> Task to complete:
Exactly reproduce all the records, keeping pictures out of the copy.

> Listed records:
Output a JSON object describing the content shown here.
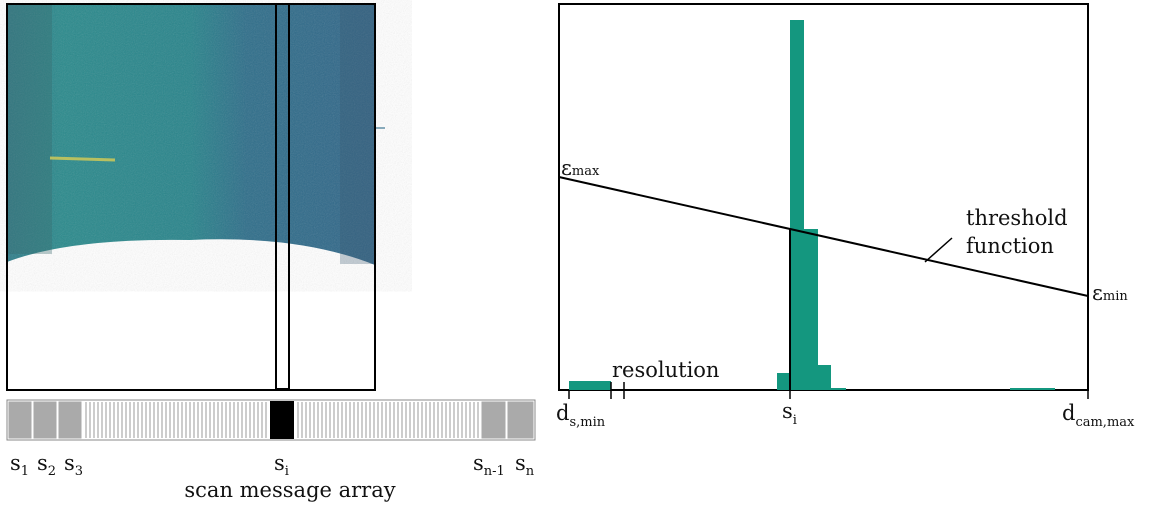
{
  "left": {
    "array_labels": [
      {
        "base": "s",
        "sub": "1"
      },
      {
        "base": "s",
        "sub": "2"
      },
      {
        "base": "s",
        "sub": "3"
      },
      {
        "base": "s",
        "sub": "i"
      },
      {
        "base": "s",
        "sub": "n-1"
      },
      {
        "base": "s",
        "sub": "n"
      }
    ],
    "caption": "scan message array"
  },
  "right": {
    "eps_max": {
      "base": "ε",
      "sub": "max"
    },
    "eps_min": {
      "base": "ε",
      "sub": "min"
    },
    "threshold": [
      "threshold",
      "function"
    ],
    "resolution": "resolution",
    "x_labels": [
      {
        "base": "d",
        "sub": "s,min"
      },
      {
        "base": "s",
        "sub": "i"
      },
      {
        "base": "d",
        "sub": "cam,max"
      }
    ]
  }
}
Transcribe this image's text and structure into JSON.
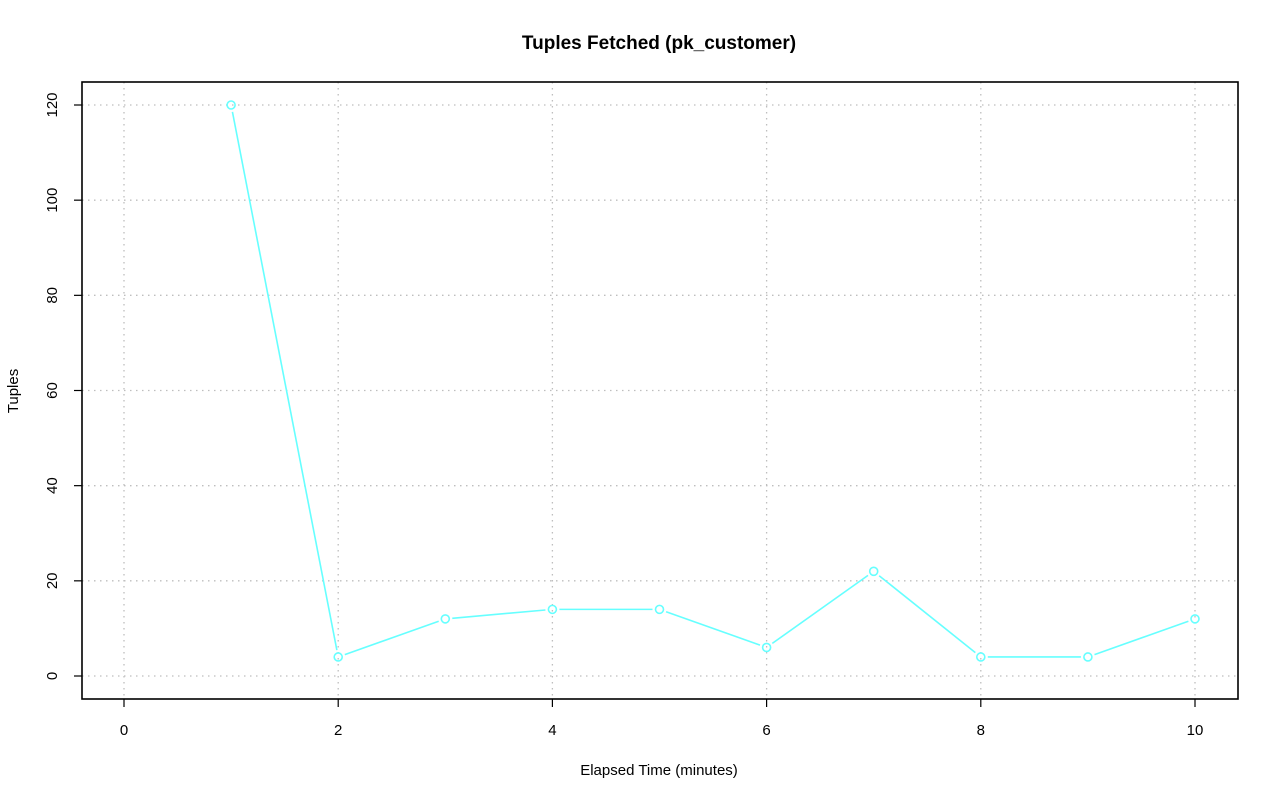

> Solution:
Output a JSON object describing the content shown here.
{
  "left": {
    "array_labels": [
      {
        "base": "s",
        "sub": "1"
      },
      {
        "base": "s",
        "sub": "2"
      },
      {
        "base": "s",
        "sub": "3"
      },
      {
        "base": "s",
        "sub": "i"
      },
      {
        "base": "s",
        "sub": "n-1"
      },
      {
        "base": "s",
        "sub": "n"
      }
    ],
    "caption": "scan message array"
  },
  "right": {
    "eps_max": {
      "base": "ε",
      "sub": "max"
    },
    "eps_min": {
      "base": "ε",
      "sub": "min"
    },
    "threshold": [
      "threshold",
      "function"
    ],
    "resolution": "resolution",
    "x_labels": [
      {
        "base": "d",
        "sub": "s,min"
      },
      {
        "base": "s",
        "sub": "i"
      },
      {
        "base": "d",
        "sub": "cam,max"
      }
    ]
  }
}
Transcribe this image's text and structure into JSON.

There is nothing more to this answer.